──────── Working data ────────

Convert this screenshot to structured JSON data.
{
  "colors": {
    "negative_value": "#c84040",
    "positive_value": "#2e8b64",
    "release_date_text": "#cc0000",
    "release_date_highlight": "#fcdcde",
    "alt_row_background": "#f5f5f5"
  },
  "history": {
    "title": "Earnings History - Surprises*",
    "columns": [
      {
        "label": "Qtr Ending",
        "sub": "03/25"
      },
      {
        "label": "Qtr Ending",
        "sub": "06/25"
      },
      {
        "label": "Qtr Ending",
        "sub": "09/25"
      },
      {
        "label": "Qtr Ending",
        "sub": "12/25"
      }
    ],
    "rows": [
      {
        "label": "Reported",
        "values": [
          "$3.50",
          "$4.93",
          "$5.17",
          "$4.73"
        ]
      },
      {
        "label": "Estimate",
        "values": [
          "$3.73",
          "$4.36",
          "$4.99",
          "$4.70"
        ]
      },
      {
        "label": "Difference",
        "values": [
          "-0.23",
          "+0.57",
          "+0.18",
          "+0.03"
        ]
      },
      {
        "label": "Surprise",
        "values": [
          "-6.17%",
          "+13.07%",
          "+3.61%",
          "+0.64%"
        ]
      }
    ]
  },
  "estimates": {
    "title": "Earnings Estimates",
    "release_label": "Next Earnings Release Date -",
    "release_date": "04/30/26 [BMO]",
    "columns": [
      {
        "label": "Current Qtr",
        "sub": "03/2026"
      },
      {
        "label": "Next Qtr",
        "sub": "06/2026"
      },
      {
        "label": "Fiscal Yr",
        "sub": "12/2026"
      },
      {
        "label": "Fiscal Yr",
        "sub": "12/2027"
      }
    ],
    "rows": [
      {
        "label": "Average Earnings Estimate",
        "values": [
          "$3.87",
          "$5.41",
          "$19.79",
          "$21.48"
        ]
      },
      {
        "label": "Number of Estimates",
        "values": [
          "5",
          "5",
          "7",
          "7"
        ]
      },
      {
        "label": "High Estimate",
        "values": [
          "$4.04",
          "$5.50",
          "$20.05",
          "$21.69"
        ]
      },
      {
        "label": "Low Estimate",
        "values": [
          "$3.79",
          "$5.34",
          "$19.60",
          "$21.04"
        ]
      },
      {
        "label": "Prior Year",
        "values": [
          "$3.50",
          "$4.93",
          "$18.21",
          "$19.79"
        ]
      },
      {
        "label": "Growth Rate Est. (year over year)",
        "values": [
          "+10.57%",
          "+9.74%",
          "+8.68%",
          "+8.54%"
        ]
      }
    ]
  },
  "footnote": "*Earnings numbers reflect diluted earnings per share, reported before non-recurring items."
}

────────

* _Requirement_
Retype the listing above in full, with no alterations.

* _The reply_
Convert this screenshot to structured JSON data.
{
  "colors": {
    "negative_value": "#c84040",
    "positive_value": "#2e8b64",
    "release_date_text": "#cc0000",
    "release_date_highlight": "#fcdcde",
    "alt_row_background": "#f5f5f5"
  },
  "history": {
    "title": "Earnings History - Surprises*",
    "columns": [
      {
        "label": "Qtr Ending",
        "sub": "03/25"
      },
      {
        "label": "Qtr Ending",
        "sub": "06/25"
      },
      {
        "label": "Qtr Ending",
        "sub": "09/25"
      },
      {
        "label": "Qtr Ending",
        "sub": "12/25"
      }
    ],
    "rows": [
      {
        "label": "Reported",
        "values": [
          "$3.50",
          "$4.93",
          "$5.17",
          "$4.73"
        ]
      },
      {
        "label": "Estimate",
        "values": [
          "$3.73",
          "$4.36",
          "$4.99",
          "$4.70"
        ]
      },
      {
        "label": "Difference",
        "values": [
          "-0.23",
          "+0.57",
          "+0.18",
          "+0.03"
        ]
      },
      {
        "label": "Surprise",
        "values": [
          "-6.17%",
          "+13.07%",
          "+3.61%",
          "+0.64%"
        ]
      }
    ]
  },
  "estimates": {
    "title": "Earnings Estimates",
    "release_label": "Next Earnings Release Date -",
    "release_date": "04/30/26 [BMO]",
    "columns": [
      {
        "label": "Current Qtr",
        "sub": "03/2026"
      },
      {
        "label": "Next Qtr",
        "sub": "06/2026"
      },
      {
        "label": "Fiscal Yr",
        "sub": "12/2026"
      },
      {
        "label": "Fiscal Yr",
        "sub": "12/2027"
      }
    ],
    "rows": [
      {
        "label": "Average Earnings Estimate",
        "values": [
          "$3.87",
          "$5.41",
          "$19.79",
          "$21.48"
        ]
      },
      {
        "label": "Number of Estimates",
        "values": [
          "5",
          "5",
          "7",
          "7"
        ]
      },
      {
        "label": "High Estimate",
        "values": [
          "$4.04",
          "$5.50",
          "$20.05",
          "$21.69"
        ]
      },
      {
        "label": "Low Estimate",
        "values": [
          "$3.79",
          "$5.34",
          "$19.60",
          "$21.04"
        ]
      },
      {
        "label": "Prior Year",
        "values": [
          "$3.50",
          "$4.93",
          "$18.21",
          "$19.79"
        ]
      },
      {
        "label": "Growth Rate Est. (year over year)",
        "values": [
          "+10.57%",
          "+9.74%",
          "+8.68%",
          "+8.54%"
        ]
      }
    ]
  },
  "footnote": "*Earnings numbers reflect diluted earnings per share, reported before non-recurring items."
}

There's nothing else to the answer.